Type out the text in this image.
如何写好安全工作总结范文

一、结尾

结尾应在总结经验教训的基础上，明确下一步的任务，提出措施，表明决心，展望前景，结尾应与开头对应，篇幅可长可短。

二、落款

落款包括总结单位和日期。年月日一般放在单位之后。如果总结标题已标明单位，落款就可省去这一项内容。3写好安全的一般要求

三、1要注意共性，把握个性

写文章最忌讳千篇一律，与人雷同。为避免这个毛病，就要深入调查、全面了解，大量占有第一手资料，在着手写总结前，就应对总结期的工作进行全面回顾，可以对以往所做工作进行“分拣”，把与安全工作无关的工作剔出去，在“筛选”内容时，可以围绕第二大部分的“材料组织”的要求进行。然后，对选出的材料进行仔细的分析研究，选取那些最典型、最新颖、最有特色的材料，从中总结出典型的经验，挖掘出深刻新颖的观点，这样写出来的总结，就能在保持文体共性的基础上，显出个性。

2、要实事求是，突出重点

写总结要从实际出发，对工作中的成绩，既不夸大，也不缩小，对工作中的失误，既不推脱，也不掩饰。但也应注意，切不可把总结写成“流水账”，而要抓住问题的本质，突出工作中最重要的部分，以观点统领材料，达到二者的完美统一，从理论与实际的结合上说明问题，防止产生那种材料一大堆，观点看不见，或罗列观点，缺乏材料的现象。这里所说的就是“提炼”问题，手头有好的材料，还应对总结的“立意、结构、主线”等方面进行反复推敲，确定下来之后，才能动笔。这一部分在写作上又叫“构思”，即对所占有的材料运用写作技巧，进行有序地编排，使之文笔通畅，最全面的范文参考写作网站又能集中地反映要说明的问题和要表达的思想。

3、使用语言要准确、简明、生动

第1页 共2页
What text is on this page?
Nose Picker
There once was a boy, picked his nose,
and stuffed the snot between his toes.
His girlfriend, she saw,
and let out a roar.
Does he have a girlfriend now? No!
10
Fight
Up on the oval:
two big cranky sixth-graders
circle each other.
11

[WHAT IS EXPECTED]: Transcribe all of the lines in the records precisely.

[OUTPUT FOR THIS EXERCISE]:
Type out the text in this image.
如何写好安全工作总结范文

一、结尾

结尾应在总结经验教训的基础上，明确下一步的任务，提出措施，表明决心，展望前景，结尾应与开头对应，篇幅可长可短。

二、落款

落款包括总结单位和日期。年月日一般放在单位之后。如果总结标题已标明单位，落款就可省去这一项内容。3写好安全的一般要求

三、1要注意共性，把握个性

写文章最忌讳千篇一律，与人雷同。为避免这个毛病，就要深入调查、全面了解，大量占有第一手资料，在着手写总结前，就应对总结期的工作进行全面回顾，可以对以往所做工作进行“分拣”，把与安全工作无关的工作剔出去，在“筛选”内容时，可以围绕第二大部分的“材料组织”的要求进行。然后，对选出的材料进行仔细的分析研究，选取那些最典型、最新颖、最有特色的材料，从中总结出典型的经验，挖掘出深刻新颖的观点，这样写出来的总结，就能在保持文体共性的基础上，显出个性。

2、要实事求是，突出重点

写总结要从实际出发，对工作中的成绩，既不夸大，也不缩小，对工作中的失误，既不推脱，也不掩饰。但也应注意，切不可把总结写成“流水账”，而要抓住问题的本质，突出工作中最重要的部分，以观点统领材料，达到二者的完美统一，从理论与实际的结合上说明问题，防止产生那种材料一大堆，观点看不见，或罗列观点，缺乏材料的现象。这里所说的就是“提炼”问题，手头有好的材料，还应对总结的“立意、结构、主线”等方面进行反复推敲，确定下来之后，才能动笔。这一部分在写作上又叫“构思”，即对所占有的材料运用写作技巧，进行有序地编排，使之文笔通畅，最全面的范文参考写作网站又能集中地反映要说明的问题和要表达的思想。

3、使用语言要准确、简明、生动

第1页 共2页
What text is on this page?
Nose Picker
There once was a boy, picked his nose,
and stuffed the snot between his toes.
His girlfriend, she saw,
and let out a roar.
Does he have a girlfriend now? No!
10
Fight
Up on the oval:
two big cranky sixth-graders
circle each other.
11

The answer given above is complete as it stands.